:: TASK TO COMPLETE ::
Your output must hold every entry exactly as written and none of the pictures.
* * * * *
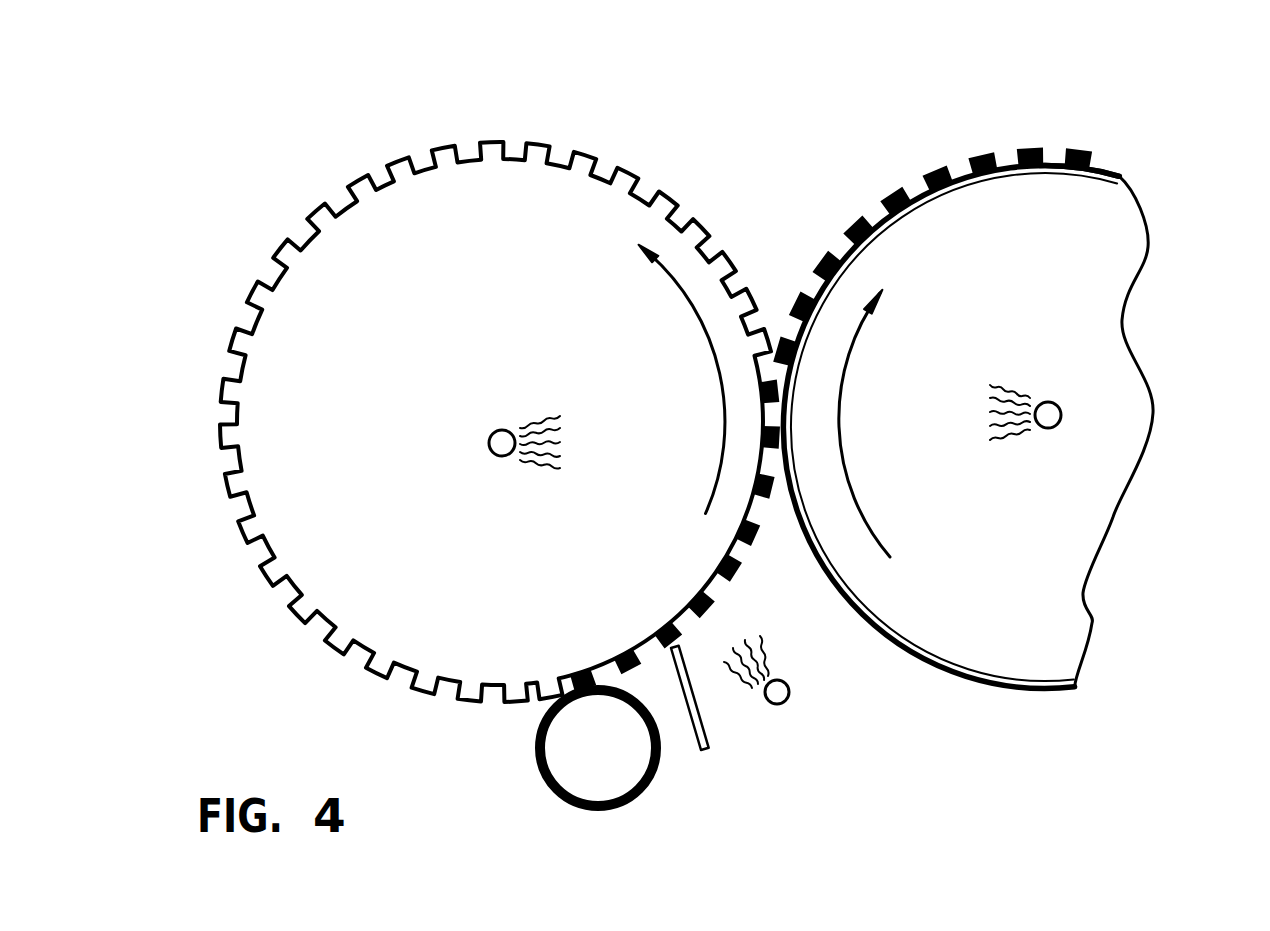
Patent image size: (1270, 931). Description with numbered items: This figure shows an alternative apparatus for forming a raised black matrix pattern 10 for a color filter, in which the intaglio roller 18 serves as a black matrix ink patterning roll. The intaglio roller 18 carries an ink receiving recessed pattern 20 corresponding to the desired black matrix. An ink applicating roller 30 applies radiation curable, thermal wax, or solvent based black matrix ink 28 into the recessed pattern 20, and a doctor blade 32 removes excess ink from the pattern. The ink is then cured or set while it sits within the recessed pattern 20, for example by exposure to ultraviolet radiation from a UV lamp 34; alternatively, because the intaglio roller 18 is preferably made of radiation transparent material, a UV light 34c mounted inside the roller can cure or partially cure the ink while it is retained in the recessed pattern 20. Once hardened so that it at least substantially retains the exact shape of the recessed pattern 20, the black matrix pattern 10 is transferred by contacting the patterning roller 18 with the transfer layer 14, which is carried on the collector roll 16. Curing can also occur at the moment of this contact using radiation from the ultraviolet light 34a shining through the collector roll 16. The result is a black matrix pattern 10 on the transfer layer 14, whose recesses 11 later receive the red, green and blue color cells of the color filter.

The black matrix pattern 10 is at (1073, 143).
The recesses 11 is at (1007, 163).
The transfer layer 14 is at (848, 608).
The collector roll 16 is at (968, 430).
The intaglio roller 18 is at (500, 399).
The recessed pattern 20 is at (567, 160).
The black matrix ink 28 is at (567, 752).
The ink applicating roller 30 is at (622, 765).
The doctor blade 32 is at (705, 752).
The UV lamp 34 is at (788, 700).
The ultraviolet light 34a is at (1057, 428).
The UV light 34c is at (489, 447).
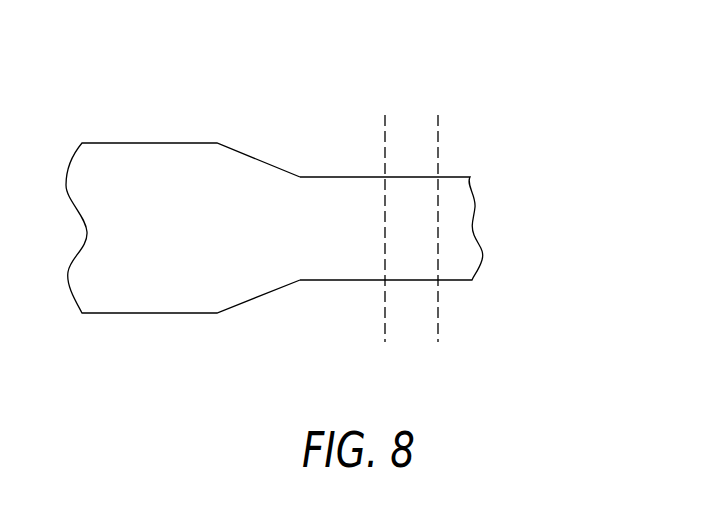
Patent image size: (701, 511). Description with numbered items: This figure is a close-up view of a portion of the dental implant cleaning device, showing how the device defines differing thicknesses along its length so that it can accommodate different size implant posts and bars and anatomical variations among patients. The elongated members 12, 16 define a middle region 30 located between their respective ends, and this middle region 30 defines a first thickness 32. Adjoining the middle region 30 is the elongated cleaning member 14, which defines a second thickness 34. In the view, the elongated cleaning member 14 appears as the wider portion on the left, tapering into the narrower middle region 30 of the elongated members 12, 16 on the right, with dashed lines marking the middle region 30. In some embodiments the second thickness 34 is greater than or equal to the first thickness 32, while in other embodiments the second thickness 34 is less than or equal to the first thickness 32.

The elongated cleaning member 14 is at (97, 133).
The second thickness 34 is at (158, 138).
The middle region 30 is at (408, 125).
The first thickness 32 is at (408, 175).
The first elongated member 12 is at (351, 293).
The second elongated member 16 is at (472, 197).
* * * * *
:: COMPLETED TASK ::
Patent image size: (1270, 931). Description with numbered items: This figure shows an alternative apparatus for forming a raised black matrix pattern 10 for a color filter, in which the intaglio roller 18 serves as a black matrix ink patterning roll. The intaglio roller 18 carries an ink receiving recessed pattern 20 corresponding to the desired black matrix. An ink applicating roller 30 applies radiation curable, thermal wax, or solvent based black matrix ink 28 into the recessed pattern 20, and a doctor blade 32 removes excess ink from the pattern. The ink is then cured or set while it sits within the recessed pattern 20, for example by exposure to ultraviolet radiation from a UV lamp 34; alternatively, because the intaglio roller 18 is preferably made of radiation transparent material, a UV light 34c mounted inside the roller can cure or partially cure the ink while it is retained in the recessed pattern 20. Once hardened so that it at least substantially retains the exact shape of the recessed pattern 20, the black matrix pattern 10 is transferred by contacting the patterning roller 18 with the transfer layer 14, which is carried on the collector roll 16. Curing can also occur at the moment of this contact using radiation from the ultraviolet light 34a shining through the collector roll 16. The result is a black matrix pattern 10 on the transfer layer 14, whose recesses 11 later receive the red, green and blue color cells of the color filter.

The black matrix pattern 10 is at (1073, 143).
The recesses 11 is at (1007, 163).
The transfer layer 14 is at (848, 608).
The collector roll 16 is at (968, 430).
The intaglio roller 18 is at (500, 399).
The recessed pattern 20 is at (567, 160).
The black matrix ink 28 is at (567, 752).
The ink applicating roller 30 is at (622, 765).
The doctor blade 32 is at (705, 752).
The UV lamp 34 is at (788, 700).
The ultraviolet light 34a is at (1057, 428).
The UV light 34c is at (489, 447).
Patent image size: (701, 511). Description with numbered items: This figure is a close-up view of a portion of the dental implant cleaning device, showing how the device defines differing thicknesses along its length so that it can accommodate different size implant posts and bars and anatomical variations among patients. The elongated members 12, 16 define a middle region 30 located between their respective ends, and this middle region 30 defines a first thickness 32. Adjoining the middle region 30 is the elongated cleaning member 14, which defines a second thickness 34. In the view, the elongated cleaning member 14 appears as the wider portion on the left, tapering into the narrower middle region 30 of the elongated members 12, 16 on the right, with dashed lines marking the middle region 30. In some embodiments the second thickness 34 is greater than or equal to the first thickness 32, while in other embodiments the second thickness 34 is less than or equal to the first thickness 32.

The elongated cleaning member 14 is at (97, 133).
The second thickness 34 is at (158, 138).
The middle region 30 is at (408, 125).
The first thickness 32 is at (408, 175).
The first elongated member 12 is at (351, 293).
The second elongated member 16 is at (472, 197).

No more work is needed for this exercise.